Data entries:
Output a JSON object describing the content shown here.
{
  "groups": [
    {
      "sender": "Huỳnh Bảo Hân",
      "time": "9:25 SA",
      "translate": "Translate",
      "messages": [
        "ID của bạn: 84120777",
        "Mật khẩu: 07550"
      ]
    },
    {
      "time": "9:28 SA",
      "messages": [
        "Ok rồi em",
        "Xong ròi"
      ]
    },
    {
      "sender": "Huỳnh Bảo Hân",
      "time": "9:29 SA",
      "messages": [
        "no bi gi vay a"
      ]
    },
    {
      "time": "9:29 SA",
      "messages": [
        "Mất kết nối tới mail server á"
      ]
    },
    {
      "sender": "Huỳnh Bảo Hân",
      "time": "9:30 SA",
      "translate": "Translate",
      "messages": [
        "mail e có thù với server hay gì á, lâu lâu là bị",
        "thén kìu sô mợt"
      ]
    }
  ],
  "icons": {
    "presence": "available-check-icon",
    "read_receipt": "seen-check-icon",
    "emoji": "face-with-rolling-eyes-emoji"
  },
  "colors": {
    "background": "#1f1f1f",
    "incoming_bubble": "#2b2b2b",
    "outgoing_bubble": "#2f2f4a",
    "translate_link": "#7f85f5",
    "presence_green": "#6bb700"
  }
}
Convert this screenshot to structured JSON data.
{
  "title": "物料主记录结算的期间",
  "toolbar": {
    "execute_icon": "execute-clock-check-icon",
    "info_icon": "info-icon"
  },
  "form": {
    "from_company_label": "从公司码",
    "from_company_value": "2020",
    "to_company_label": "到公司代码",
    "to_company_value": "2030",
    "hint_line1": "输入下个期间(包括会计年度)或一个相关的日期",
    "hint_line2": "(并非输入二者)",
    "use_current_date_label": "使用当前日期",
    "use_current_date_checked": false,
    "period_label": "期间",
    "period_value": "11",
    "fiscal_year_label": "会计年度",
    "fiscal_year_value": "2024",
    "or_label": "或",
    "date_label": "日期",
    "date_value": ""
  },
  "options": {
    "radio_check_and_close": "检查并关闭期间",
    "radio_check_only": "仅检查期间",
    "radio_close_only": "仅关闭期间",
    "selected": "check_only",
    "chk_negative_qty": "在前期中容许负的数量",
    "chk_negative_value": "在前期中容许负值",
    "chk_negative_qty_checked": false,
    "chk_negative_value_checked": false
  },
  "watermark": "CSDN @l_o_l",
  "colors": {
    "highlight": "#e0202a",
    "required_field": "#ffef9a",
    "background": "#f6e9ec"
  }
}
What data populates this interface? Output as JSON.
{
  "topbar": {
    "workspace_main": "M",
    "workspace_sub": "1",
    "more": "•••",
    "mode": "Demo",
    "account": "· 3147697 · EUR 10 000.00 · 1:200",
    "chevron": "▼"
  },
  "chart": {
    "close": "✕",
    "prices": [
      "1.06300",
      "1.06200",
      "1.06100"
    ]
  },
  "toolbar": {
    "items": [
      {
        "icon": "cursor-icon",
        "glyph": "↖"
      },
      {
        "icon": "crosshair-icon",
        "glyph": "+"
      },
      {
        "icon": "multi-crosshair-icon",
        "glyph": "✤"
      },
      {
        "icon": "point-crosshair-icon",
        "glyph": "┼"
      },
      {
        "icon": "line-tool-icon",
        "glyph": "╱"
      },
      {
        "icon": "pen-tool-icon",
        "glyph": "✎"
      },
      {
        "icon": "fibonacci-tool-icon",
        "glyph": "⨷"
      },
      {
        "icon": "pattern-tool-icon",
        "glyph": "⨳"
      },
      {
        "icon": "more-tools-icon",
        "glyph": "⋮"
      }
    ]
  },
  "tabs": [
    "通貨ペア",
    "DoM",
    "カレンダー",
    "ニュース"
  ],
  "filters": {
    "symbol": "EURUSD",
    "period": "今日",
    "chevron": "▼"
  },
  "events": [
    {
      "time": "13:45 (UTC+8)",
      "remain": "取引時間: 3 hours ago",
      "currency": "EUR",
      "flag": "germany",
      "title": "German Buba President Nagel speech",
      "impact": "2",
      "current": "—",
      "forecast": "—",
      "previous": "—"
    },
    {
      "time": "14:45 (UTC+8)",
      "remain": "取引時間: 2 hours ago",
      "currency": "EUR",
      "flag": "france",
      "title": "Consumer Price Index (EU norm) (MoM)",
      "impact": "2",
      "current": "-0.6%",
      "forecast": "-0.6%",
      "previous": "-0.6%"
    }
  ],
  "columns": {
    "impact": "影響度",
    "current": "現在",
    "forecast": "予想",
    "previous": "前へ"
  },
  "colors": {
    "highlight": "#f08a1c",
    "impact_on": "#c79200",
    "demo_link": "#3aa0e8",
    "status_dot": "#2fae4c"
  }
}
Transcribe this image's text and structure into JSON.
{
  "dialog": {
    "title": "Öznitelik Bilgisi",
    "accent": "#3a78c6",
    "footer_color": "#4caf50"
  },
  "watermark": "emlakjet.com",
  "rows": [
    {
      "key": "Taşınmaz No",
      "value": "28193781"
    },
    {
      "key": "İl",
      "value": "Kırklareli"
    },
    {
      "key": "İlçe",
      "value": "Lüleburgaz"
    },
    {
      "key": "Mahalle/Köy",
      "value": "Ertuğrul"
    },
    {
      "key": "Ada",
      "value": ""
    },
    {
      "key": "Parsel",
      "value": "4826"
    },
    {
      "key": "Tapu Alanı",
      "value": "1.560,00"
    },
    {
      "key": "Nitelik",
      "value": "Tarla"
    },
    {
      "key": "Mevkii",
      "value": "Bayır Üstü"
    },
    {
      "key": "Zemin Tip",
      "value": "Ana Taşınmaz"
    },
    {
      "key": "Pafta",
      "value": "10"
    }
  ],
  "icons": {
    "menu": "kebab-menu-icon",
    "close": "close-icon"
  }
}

Exercise: State how many lines of the data include the word "取引時間", with nothing else.

Finished task: 2